** start **

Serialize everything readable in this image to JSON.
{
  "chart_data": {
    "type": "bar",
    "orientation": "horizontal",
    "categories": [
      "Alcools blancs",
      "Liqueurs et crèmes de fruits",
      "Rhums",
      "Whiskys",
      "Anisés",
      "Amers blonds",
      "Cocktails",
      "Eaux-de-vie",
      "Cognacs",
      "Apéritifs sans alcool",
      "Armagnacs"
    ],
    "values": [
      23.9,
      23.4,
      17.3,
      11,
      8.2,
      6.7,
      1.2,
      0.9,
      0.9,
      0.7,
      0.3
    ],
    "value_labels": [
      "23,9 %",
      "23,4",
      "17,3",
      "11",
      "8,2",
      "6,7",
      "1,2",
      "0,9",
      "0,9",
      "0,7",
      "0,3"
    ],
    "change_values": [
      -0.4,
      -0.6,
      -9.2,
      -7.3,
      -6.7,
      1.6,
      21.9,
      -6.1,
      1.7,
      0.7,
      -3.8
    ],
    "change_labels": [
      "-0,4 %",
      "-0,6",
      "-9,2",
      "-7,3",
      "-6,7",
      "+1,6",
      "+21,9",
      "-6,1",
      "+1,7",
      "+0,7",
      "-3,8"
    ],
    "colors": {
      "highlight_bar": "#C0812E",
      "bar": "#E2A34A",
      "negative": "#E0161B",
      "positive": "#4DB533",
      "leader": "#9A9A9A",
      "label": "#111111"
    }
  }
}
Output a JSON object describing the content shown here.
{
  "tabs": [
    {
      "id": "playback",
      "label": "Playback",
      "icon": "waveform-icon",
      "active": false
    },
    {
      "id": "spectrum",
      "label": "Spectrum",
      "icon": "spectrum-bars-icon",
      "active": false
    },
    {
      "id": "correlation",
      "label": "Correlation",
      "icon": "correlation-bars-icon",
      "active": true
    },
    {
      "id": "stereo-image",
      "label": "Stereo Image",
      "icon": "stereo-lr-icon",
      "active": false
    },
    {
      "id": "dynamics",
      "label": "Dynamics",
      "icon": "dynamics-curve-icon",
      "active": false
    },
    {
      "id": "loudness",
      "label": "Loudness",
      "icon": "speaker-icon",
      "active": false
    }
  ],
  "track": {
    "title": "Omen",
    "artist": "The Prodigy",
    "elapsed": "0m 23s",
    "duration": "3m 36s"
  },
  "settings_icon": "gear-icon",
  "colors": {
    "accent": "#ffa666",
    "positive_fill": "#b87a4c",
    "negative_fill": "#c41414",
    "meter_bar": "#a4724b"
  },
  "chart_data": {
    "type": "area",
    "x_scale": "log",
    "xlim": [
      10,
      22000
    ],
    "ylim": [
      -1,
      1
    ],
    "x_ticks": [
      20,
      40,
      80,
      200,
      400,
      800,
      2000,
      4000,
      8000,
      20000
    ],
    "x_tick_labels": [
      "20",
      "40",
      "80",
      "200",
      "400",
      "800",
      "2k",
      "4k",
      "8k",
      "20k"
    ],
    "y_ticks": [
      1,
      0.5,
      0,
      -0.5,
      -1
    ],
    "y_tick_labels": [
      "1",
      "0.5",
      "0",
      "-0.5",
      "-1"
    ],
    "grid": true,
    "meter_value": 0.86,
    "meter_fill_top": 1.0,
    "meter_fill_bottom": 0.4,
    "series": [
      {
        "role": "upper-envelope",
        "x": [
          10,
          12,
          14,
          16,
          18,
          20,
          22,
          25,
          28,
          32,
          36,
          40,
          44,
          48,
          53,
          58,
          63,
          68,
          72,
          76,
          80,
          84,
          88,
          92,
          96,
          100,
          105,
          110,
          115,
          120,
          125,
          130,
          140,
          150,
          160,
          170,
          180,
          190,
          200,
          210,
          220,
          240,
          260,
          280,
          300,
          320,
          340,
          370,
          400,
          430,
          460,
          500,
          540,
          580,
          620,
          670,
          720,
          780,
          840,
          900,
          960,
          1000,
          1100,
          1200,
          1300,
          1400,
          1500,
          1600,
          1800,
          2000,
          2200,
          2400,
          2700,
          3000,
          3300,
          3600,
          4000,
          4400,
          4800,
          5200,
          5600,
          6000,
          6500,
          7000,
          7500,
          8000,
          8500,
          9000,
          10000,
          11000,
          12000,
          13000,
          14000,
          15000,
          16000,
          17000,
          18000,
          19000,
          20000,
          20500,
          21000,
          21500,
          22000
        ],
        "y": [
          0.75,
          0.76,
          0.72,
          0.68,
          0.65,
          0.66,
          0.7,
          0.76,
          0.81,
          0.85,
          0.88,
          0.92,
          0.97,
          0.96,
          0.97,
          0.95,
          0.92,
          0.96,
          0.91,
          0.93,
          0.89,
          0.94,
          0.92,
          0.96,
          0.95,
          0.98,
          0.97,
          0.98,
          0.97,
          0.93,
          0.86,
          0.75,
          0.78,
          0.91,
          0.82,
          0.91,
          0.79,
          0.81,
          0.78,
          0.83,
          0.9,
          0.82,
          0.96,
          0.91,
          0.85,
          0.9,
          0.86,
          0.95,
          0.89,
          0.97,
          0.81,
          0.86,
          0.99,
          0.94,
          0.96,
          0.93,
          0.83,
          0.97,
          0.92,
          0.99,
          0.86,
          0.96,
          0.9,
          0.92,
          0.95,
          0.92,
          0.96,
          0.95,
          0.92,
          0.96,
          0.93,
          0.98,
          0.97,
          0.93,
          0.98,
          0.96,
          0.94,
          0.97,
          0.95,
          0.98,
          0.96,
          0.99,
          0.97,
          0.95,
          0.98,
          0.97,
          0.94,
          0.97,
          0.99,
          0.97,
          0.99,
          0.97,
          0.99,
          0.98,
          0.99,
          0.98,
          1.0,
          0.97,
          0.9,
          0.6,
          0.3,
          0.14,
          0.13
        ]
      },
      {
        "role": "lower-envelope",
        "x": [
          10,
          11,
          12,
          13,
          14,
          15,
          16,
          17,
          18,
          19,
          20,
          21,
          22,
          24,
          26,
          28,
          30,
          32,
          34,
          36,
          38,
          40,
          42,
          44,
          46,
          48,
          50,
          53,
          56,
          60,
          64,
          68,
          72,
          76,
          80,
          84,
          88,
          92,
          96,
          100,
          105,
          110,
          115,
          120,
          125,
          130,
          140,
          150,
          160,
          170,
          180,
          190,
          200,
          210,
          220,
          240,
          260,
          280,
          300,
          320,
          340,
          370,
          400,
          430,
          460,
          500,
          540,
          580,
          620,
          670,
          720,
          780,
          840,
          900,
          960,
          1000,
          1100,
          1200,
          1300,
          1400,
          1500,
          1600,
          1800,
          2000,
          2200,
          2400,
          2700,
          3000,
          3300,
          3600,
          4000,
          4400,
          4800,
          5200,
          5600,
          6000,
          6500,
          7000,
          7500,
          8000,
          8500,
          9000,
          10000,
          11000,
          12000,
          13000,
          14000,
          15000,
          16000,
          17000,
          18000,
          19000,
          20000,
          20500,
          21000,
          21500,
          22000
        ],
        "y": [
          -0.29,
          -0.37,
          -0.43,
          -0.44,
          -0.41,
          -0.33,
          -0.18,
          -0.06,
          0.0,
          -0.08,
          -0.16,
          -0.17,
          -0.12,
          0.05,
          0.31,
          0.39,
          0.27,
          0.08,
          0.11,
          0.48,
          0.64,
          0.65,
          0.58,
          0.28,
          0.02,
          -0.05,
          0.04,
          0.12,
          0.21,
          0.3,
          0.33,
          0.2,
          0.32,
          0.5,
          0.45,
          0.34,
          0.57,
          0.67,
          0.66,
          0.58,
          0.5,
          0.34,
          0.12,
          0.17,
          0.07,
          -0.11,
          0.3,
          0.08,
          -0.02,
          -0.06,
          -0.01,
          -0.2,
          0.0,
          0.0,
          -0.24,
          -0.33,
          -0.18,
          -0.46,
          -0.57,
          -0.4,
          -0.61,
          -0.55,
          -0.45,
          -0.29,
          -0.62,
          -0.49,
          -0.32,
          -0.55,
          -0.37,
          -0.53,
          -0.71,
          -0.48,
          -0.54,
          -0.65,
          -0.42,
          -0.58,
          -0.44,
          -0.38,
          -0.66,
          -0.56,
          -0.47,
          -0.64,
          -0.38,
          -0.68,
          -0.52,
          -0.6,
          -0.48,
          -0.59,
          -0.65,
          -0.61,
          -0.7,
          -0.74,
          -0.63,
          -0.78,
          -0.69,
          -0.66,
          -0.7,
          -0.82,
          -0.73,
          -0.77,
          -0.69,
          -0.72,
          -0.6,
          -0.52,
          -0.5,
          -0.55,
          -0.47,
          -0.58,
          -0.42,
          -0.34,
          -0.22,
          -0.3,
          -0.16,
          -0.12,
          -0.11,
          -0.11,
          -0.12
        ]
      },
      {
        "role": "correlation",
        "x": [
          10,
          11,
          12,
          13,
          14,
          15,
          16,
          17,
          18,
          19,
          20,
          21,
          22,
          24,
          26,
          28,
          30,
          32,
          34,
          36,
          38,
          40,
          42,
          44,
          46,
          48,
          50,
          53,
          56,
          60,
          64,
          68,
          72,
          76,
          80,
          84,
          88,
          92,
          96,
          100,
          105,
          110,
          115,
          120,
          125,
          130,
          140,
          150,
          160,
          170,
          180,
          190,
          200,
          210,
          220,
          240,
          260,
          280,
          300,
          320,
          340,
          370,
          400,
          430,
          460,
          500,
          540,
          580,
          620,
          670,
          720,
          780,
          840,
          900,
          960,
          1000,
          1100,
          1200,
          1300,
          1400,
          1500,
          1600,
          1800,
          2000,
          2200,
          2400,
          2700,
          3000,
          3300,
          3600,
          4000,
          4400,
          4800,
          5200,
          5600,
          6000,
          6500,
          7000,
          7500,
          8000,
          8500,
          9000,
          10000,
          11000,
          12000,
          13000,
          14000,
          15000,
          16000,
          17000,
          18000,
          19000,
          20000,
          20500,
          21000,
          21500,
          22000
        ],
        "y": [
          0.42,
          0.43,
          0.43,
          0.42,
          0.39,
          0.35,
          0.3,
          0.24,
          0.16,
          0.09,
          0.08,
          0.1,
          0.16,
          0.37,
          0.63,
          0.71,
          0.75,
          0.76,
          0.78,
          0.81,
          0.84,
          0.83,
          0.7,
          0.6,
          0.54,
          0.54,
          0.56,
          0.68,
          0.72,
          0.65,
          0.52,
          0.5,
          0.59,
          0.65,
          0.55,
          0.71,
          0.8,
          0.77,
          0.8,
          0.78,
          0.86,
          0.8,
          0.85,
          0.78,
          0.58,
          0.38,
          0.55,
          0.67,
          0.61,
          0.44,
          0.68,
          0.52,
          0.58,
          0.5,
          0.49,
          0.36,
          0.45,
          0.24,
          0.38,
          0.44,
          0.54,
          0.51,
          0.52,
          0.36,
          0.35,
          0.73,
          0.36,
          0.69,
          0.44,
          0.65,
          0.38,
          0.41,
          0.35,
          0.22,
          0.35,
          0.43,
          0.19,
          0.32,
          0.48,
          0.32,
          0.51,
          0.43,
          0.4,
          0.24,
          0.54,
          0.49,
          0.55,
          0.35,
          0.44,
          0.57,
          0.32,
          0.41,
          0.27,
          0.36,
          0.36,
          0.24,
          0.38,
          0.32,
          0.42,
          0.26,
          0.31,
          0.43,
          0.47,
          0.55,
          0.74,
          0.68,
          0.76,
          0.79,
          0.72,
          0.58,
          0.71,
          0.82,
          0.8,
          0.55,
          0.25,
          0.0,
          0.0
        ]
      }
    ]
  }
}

** end **

Find every line with the word "icon" and state how many there are, with no other words.

Solved problem
7